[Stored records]
################

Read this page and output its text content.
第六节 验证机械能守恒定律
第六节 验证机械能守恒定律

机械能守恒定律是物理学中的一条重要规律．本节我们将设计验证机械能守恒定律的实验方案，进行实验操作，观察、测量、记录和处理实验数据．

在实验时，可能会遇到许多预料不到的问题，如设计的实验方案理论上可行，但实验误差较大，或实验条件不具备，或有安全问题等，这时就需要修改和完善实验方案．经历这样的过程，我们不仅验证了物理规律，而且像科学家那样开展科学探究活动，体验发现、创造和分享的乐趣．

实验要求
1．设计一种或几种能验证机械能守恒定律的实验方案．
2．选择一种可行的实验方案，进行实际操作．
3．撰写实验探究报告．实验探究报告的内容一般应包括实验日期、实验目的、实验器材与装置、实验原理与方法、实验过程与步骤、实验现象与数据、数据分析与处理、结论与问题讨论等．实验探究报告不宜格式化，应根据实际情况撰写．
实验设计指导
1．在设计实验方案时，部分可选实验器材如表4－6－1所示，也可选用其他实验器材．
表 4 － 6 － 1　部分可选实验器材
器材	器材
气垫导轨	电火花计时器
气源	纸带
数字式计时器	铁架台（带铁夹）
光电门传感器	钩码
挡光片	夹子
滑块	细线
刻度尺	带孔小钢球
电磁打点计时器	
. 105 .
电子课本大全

################

◆ SHORT TASK ◆
Each entry above is to be set down again in exactly the same words.

◆ SOLUTION TO THIS EXERCISE ◆
Read this page and output its text content.
第六节 验证机械能守恒定律
第六节 验证机械能守恒定律

机械能守恒定律是物理学中的一条重要规律．本节我们将设计验证机械能守恒定律的实验方案，进行实验操作，观察、测量、记录和处理实验数据．

在实验时，可能会遇到许多预料不到的问题，如设计的实验方案理论上可行，但实验误差较大，或实验条件不具备，或有安全问题等，这时就需要修改和完善实验方案．经历这样的过程，我们不仅验证了物理规律，而且像科学家那样开展科学探究活动，体验发现、创造和分享的乐趣．

实验要求
1．设计一种或几种能验证机械能守恒定律的实验方案．
2．选择一种可行的实验方案，进行实际操作．
3．撰写实验探究报告．实验探究报告的内容一般应包括实验日期、实验目的、实验器材与装置、实验原理与方法、实验过程与步骤、实验现象与数据、数据分析与处理、结论与问题讨论等．实验探究报告不宜格式化，应根据实际情况撰写．
实验设计指导
1．在设计实验方案时，部分可选实验器材如表4－6－1所示，也可选用其他实验器材．
表 4 － 6 － 1　部分可选实验器材
器材	器材
气垫导轨	电火花计时器
气源	纸带
数字式计时器	铁架台（带铁夹）
光电门传感器	钩码
挡光片	夹子
滑块	细线
刻度尺	带孔小钢球
电磁打点计时器	
. 105 .
电子课本大全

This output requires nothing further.